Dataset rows
═══
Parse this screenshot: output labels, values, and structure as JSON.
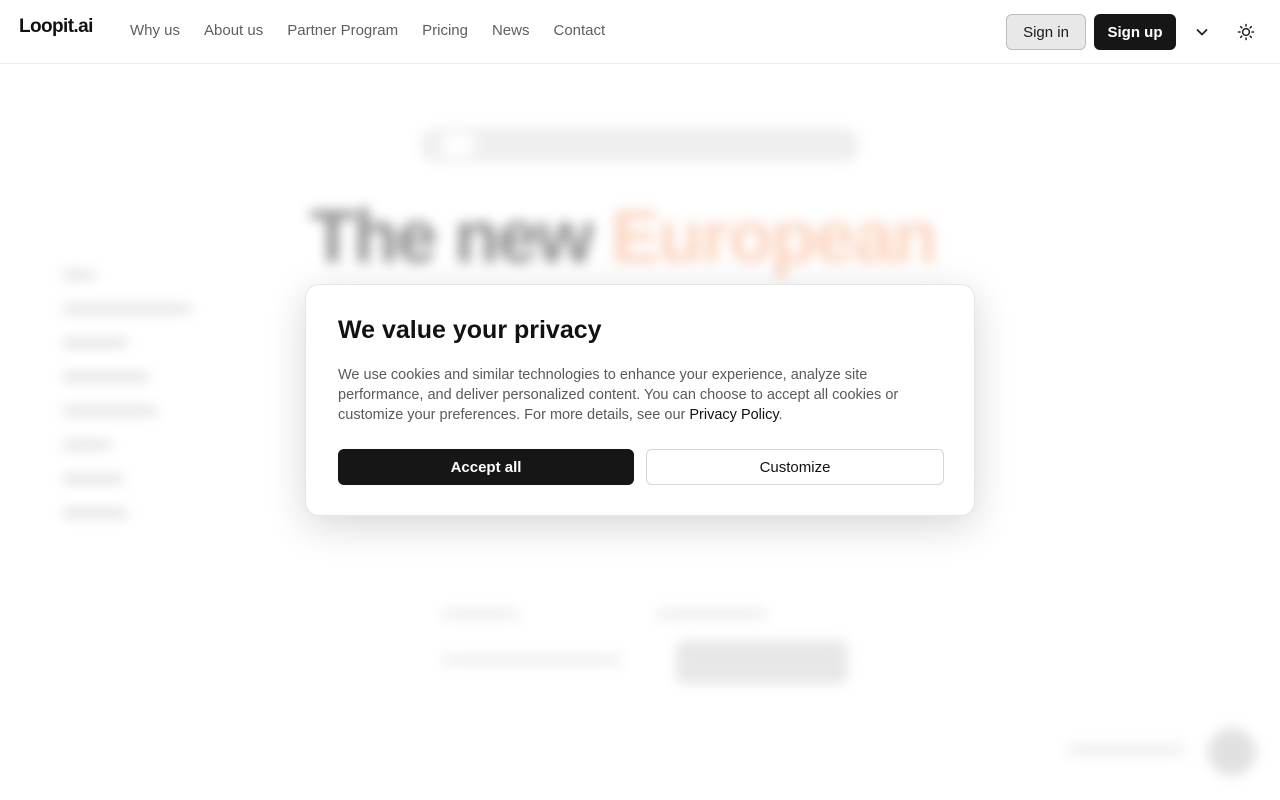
{
  "header": {
    "logo": "Loopit.ai",
    "nav": [
      {
        "label": "Why us"
      },
      {
        "label": "About us"
      },
      {
        "label": "Partner Program"
      },
      {
        "label": "Pricing"
      },
      {
        "label": "News"
      },
      {
        "label": "Contact"
      }
    ],
    "sign_in_label": "Sign in",
    "sign_up_label": "Sign up",
    "language_icon": "chevron-down-icon",
    "theme_icon": "sun-icon"
  },
  "background": {
    "headline_part1": "The new ",
    "headline_accent": "European"
  },
  "cookie_modal": {
    "title": "We value your privacy",
    "body": "We use cookies and similar technologies to enhance your experience, analyze site performance, and deliver personalized content. You can choose to accept all cookies or customize your preferences. For more details, see our ",
    "policy_link": "Privacy Policy",
    "body_end": ".",
    "accept_label": "Accept all",
    "customize_label": "Customize"
  },
  "colors": {
    "primary": "#161616",
    "accent": "#f7b08a",
    "muted_text": "#5f5f5f"
  }
}
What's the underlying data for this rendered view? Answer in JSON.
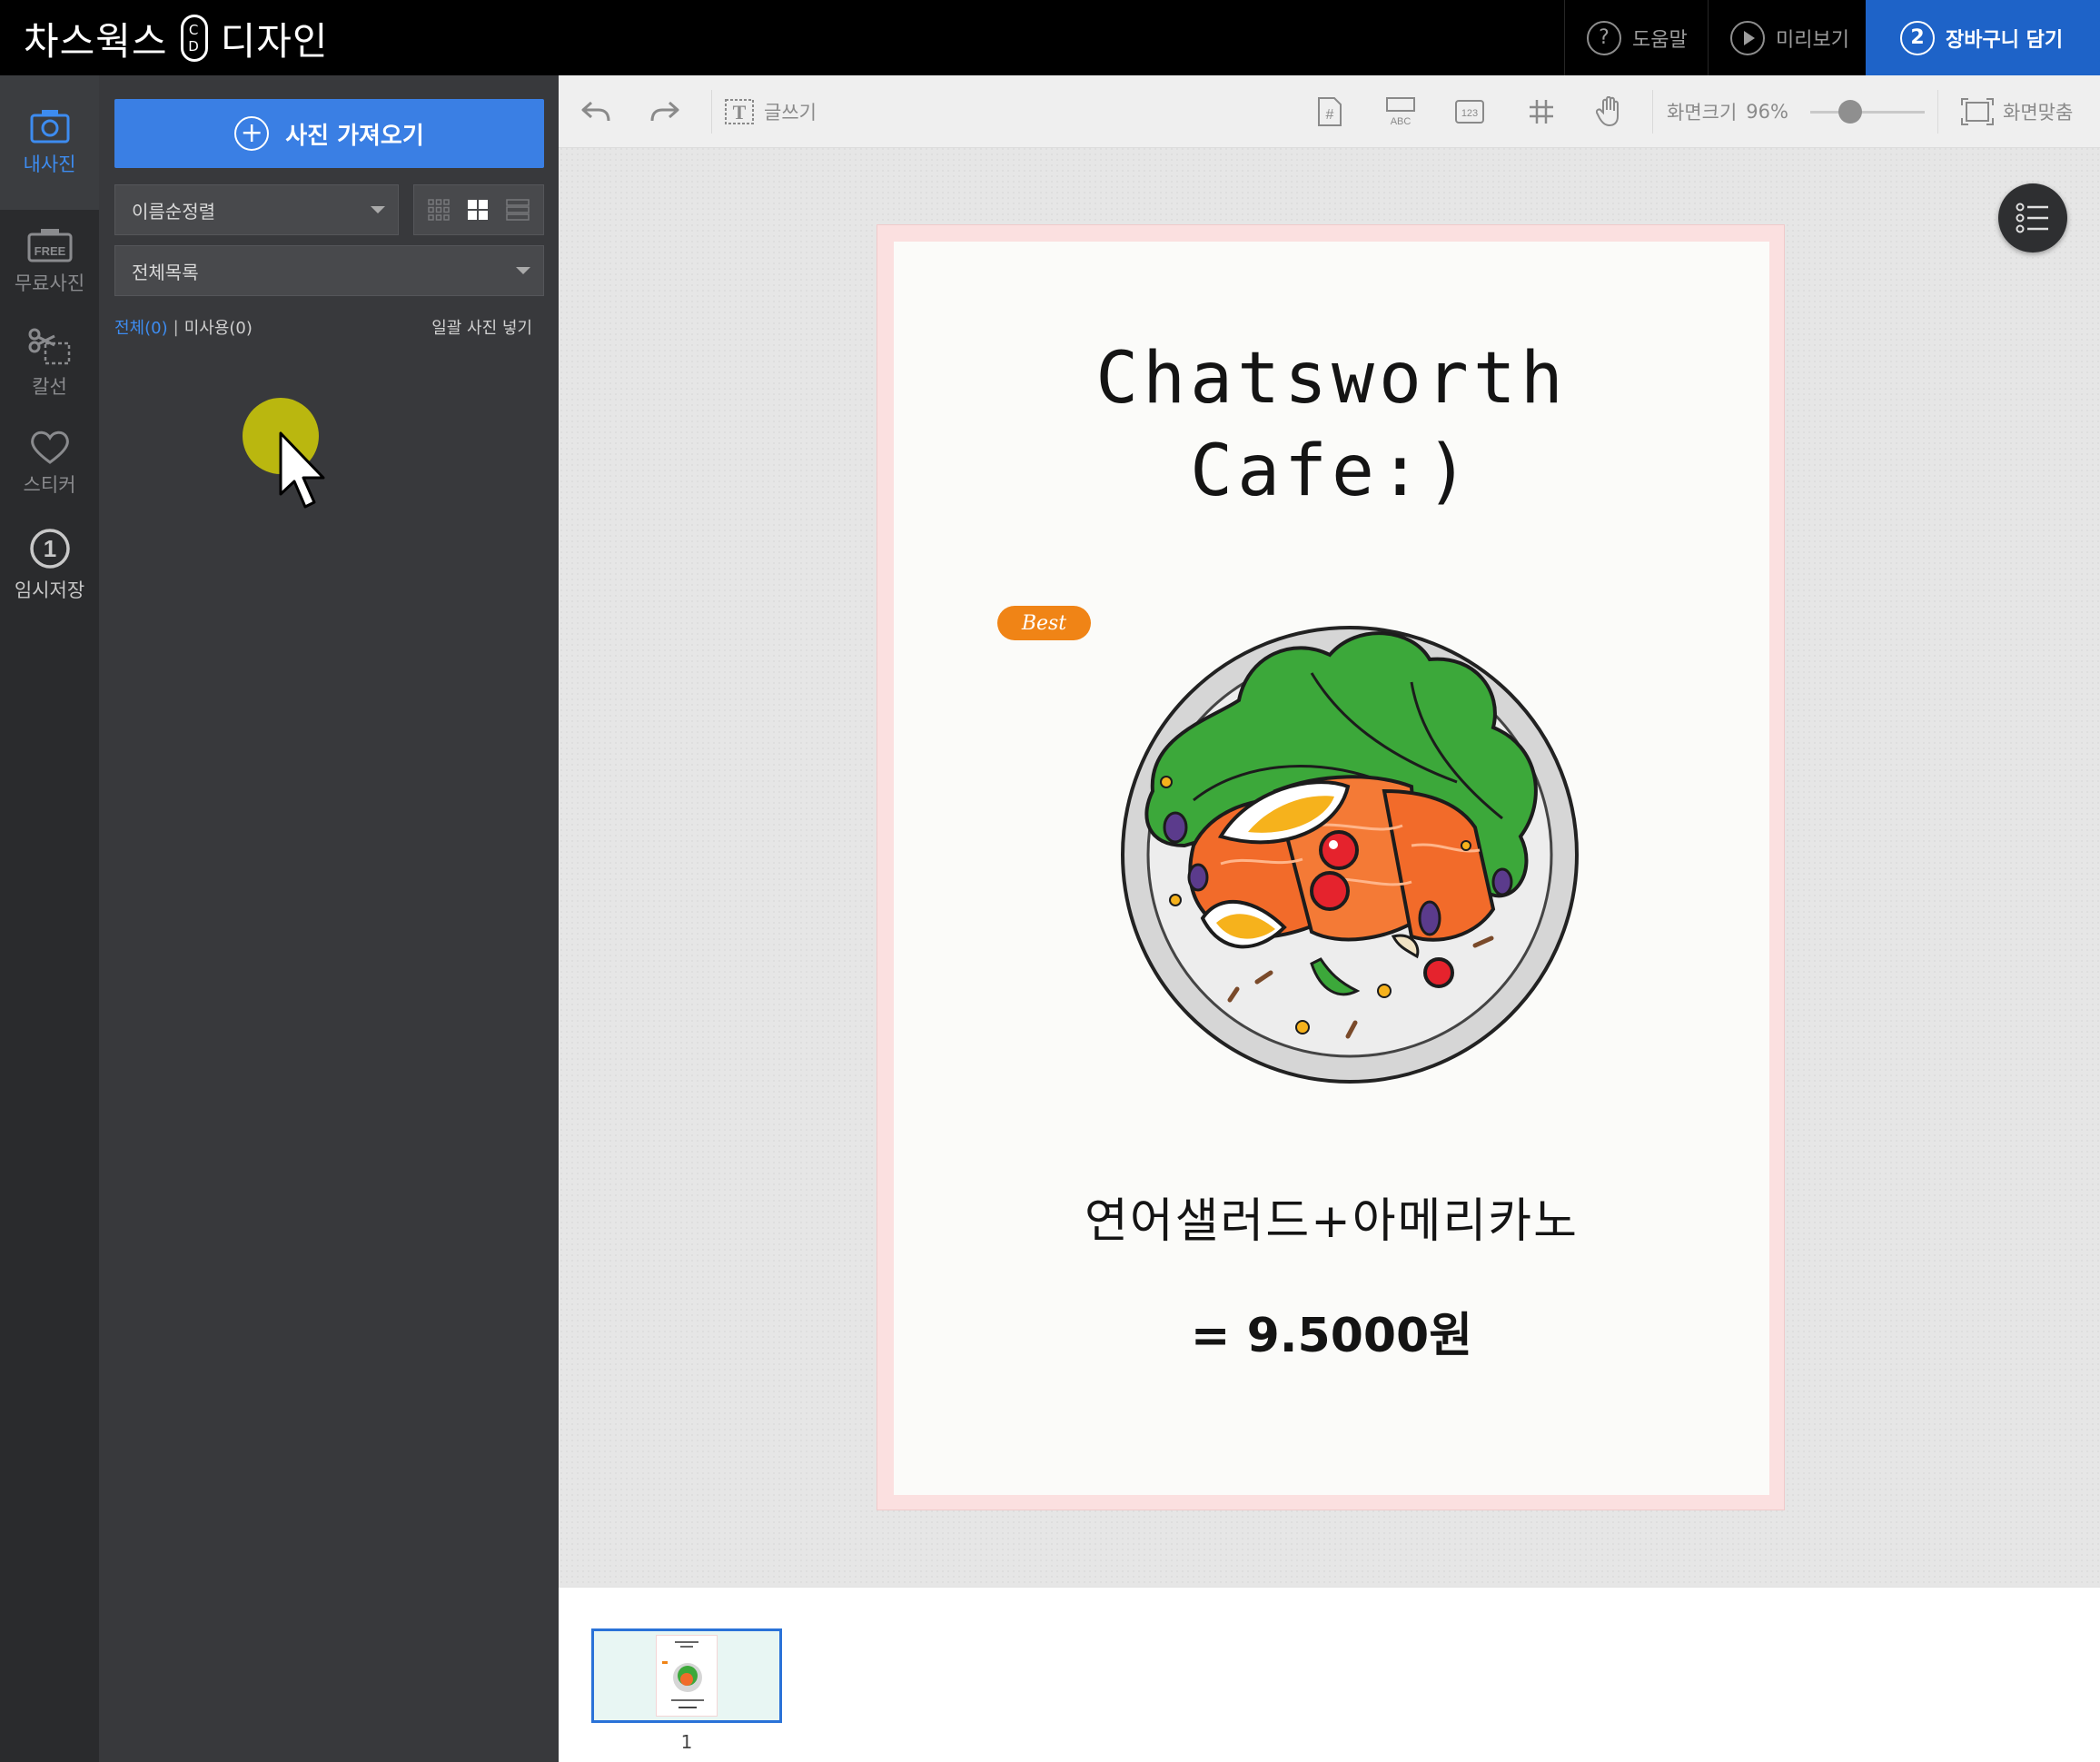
{
  "header": {
    "brand_left": "차스웍스",
    "brand_mark_top": "C",
    "brand_mark_bottom": "D",
    "brand_right": "디자인",
    "help_icon": "?",
    "help_label": "도움말",
    "preview_label": "미리보기",
    "cart_step": "2",
    "cart_label": "장바구니 담기"
  },
  "rail": {
    "items": [
      {
        "label": "내사진",
        "icon": "camera-icon",
        "active": true
      },
      {
        "label": "무료사진",
        "icon": "free-photo-icon",
        "badge": "FREE"
      },
      {
        "label": "칼선",
        "icon": "scissors-icon"
      },
      {
        "label": "스티커",
        "icon": "heart-icon"
      },
      {
        "label": "임시저장",
        "icon": "temp-save-icon",
        "badge": "1"
      }
    ]
  },
  "panel": {
    "import_label": "사진 가져오기",
    "sort_value": "이름순정렬",
    "list_value": "전체목록",
    "filter_all": "전체(0)",
    "filter_sep": "|",
    "filter_unused": "미사용(0)",
    "bulk_insert": "일괄 사진 넣기"
  },
  "toolbar": {
    "text_tool_label": "글쓰기",
    "text_tool_glyph": "T",
    "page_num_glyph": "#",
    "abc_glyph": "ABC",
    "num_glyph": "123",
    "zoom_label": "화면크기",
    "zoom_value": "96%",
    "zoom_fraction": 0.35,
    "fit_label": "화면맞춤"
  },
  "design": {
    "title_line1": "Chatsworth",
    "title_line2": "Cafe:)",
    "badge": "Best",
    "menu_item": "연어샐러드+아메리카노",
    "price": "= 9.5000원"
  },
  "pages": {
    "current": "1"
  },
  "colors": {
    "accent_blue": "#1e63c8",
    "import_blue": "#3a7fe4",
    "best_orange": "#f08416",
    "cursor_highlight": "#c6c20c"
  }
}
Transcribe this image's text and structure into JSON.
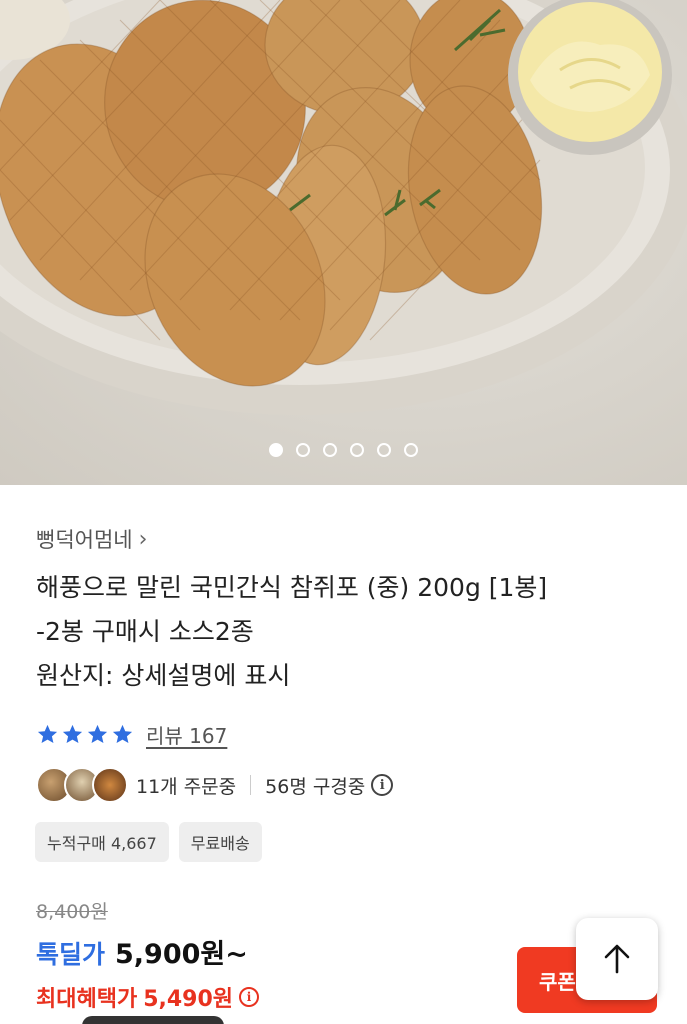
{
  "hero": {
    "image_alt": "참쥐포 plated with mayonnaise dip",
    "carousel": {
      "count": 6,
      "active_index": 0
    }
  },
  "product": {
    "seller": "뻥덕어멈네",
    "title_lines": [
      "해풍으로 말린 국민간식 참쥐포 (중) 200g [1봉]",
      "-2봉 구매시 소스2종",
      "원산지: 상세설명에 표시"
    ],
    "rating_stars": 4,
    "review_label": "리뷰 167"
  },
  "social": {
    "ordering": "11개 주문중",
    "viewing": "56명 구경중"
  },
  "chips": [
    "누적구매 4,667",
    "무료배송"
  ],
  "price": {
    "original": "8,400원",
    "deal_label": "톡딜가",
    "deal_price": "5,900원~",
    "max_label": "최대혜택가",
    "max_price": "5,490원"
  },
  "actions": {
    "coupon_label": "쿠폰"
  },
  "colors": {
    "accent_blue": "#2f6ee0",
    "accent_red": "#e8321f",
    "coupon_red": "#f03a22"
  }
}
═══
# [BRIEF]
Exclude the pictures and transcribe all of the entries exactly.

# [WRITTEN ANSWER]
Parse this screenshot: output labels, values, and structure as JSON.
{
  "header": {
    "logo": "Loopit.ai",
    "nav": [
      {
        "label": "Why us"
      },
      {
        "label": "About us"
      },
      {
        "label": "Partner Program"
      },
      {
        "label": "Pricing"
      },
      {
        "label": "News"
      },
      {
        "label": "Contact"
      }
    ],
    "sign_in_label": "Sign in",
    "sign_up_label": "Sign up",
    "language_icon": "chevron-down-icon",
    "theme_icon": "sun-icon"
  },
  "background": {
    "headline_part1": "The new ",
    "headline_accent": "European"
  },
  "cookie_modal": {
    "title": "We value your privacy",
    "body": "We use cookies and similar technologies to enhance your experience, analyze site performance, and deliver personalized content. You can choose to accept all cookies or customize your preferences. For more details, see our ",
    "policy_link": "Privacy Policy",
    "body_end": ".",
    "accept_label": "Accept all",
    "customize_label": "Customize"
  },
  "colors": {
    "primary": "#161616",
    "accent": "#f7b08a",
    "muted_text": "#5f5f5f"
  }
}
What's the underlying data for this rendered view? Answer in JSON.
{
  "header": {
    "brand_left": "차스웍스",
    "brand_mark_top": "C",
    "brand_mark_bottom": "D",
    "brand_right": "디자인",
    "help_icon": "?",
    "help_label": "도움말",
    "preview_label": "미리보기",
    "cart_step": "2",
    "cart_label": "장바구니 담기"
  },
  "rail": {
    "items": [
      {
        "label": "내사진",
        "icon": "camera-icon",
        "active": true
      },
      {
        "label": "무료사진",
        "icon": "free-photo-icon",
        "badge": "FREE"
      },
      {
        "label": "칼선",
        "icon": "scissors-icon"
      },
      {
        "label": "스티커",
        "icon": "heart-icon"
      },
      {
        "label": "임시저장",
        "icon": "temp-save-icon",
        "badge": "1"
      }
    ]
  },
  "panel": {
    "import_label": "사진 가져오기",
    "sort_value": "이름순정렬",
    "list_value": "전체목록",
    "filter_all": "전체(0)",
    "filter_sep": "|",
    "filter_unused": "미사용(0)",
    "bulk_insert": "일괄 사진 넣기"
  },
  "toolbar": {
    "text_tool_label": "글쓰기",
    "text_tool_glyph": "T",
    "page_num_glyph": "#",
    "abc_glyph": "ABC",
    "num_glyph": "123",
    "zoom_label": "화면크기",
    "zoom_value": "96%",
    "zoom_fraction": 0.35,
    "fit_label": "화면맞춤"
  },
  "design": {
    "title_line1": "Chatsworth",
    "title_line2": "Cafe:)",
    "badge": "Best",
    "menu_item": "연어샐러드+아메리카노",
    "price": "= 9.5000원"
  },
  "pages": {
    "current": "1"
  },
  "colors": {
    "accent_blue": "#1e63c8",
    "import_blue": "#3a7fe4",
    "best_orange": "#f08416",
    "cursor_highlight": "#c6c20c"
  }
}
Transcribe this image's text and structure into JSON.
{
  "hero": {
    "image_alt": "참쥐포 plated with mayonnaise dip",
    "carousel": {
      "count": 6,
      "active_index": 0
    }
  },
  "product": {
    "seller": "뻥덕어멈네",
    "title_lines": [
      "해풍으로 말린 국민간식 참쥐포 (중) 200g [1봉]",
      "-2봉 구매시 소스2종",
      "원산지: 상세설명에 표시"
    ],
    "rating_stars": 4,
    "review_label": "리뷰 167"
  },
  "social": {
    "ordering": "11개 주문중",
    "viewing": "56명 구경중"
  },
  "chips": [
    "누적구매 4,667",
    "무료배송"
  ],
  "price": {
    "original": "8,400원",
    "deal_label": "톡딜가",
    "deal_price": "5,900원~",
    "max_label": "최대혜택가",
    "max_price": "5,490원"
  },
  "actions": {
    "coupon_label": "쿠폰"
  },
  "colors": {
    "accent_blue": "#2f6ee0",
    "accent_red": "#e8321f",
    "coupon_red": "#f03a22"
  }
}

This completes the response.